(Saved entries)
________________________

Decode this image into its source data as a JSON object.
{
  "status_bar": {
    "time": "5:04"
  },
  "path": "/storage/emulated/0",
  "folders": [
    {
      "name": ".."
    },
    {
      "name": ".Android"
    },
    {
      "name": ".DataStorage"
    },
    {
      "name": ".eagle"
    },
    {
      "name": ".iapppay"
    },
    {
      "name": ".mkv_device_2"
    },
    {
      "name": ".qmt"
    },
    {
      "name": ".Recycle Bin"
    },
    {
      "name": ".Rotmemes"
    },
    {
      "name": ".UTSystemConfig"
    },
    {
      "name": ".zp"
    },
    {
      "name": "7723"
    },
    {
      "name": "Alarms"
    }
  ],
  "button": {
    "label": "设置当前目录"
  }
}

________________________

*What this task involves:* Set down the listing above in full, please, exactly as it appears.

*Task output:*
Decode this image into its source data as a JSON object.
{
  "status_bar": {
    "time": "5:04"
  },
  "path": "/storage/emulated/0",
  "folders": [
    {
      "name": ".."
    },
    {
      "name": ".Android"
    },
    {
      "name": ".DataStorage"
    },
    {
      "name": ".eagle"
    },
    {
      "name": ".iapppay"
    },
    {
      "name": ".mkv_device_2"
    },
    {
      "name": ".qmt"
    },
    {
      "name": ".Recycle Bin"
    },
    {
      "name": ".Rotmemes"
    },
    {
      "name": ".UTSystemConfig"
    },
    {
      "name": ".zp"
    },
    {
      "name": "7723"
    },
    {
      "name": "Alarms"
    }
  ],
  "button": {
    "label": "设置当前目录"
  }
}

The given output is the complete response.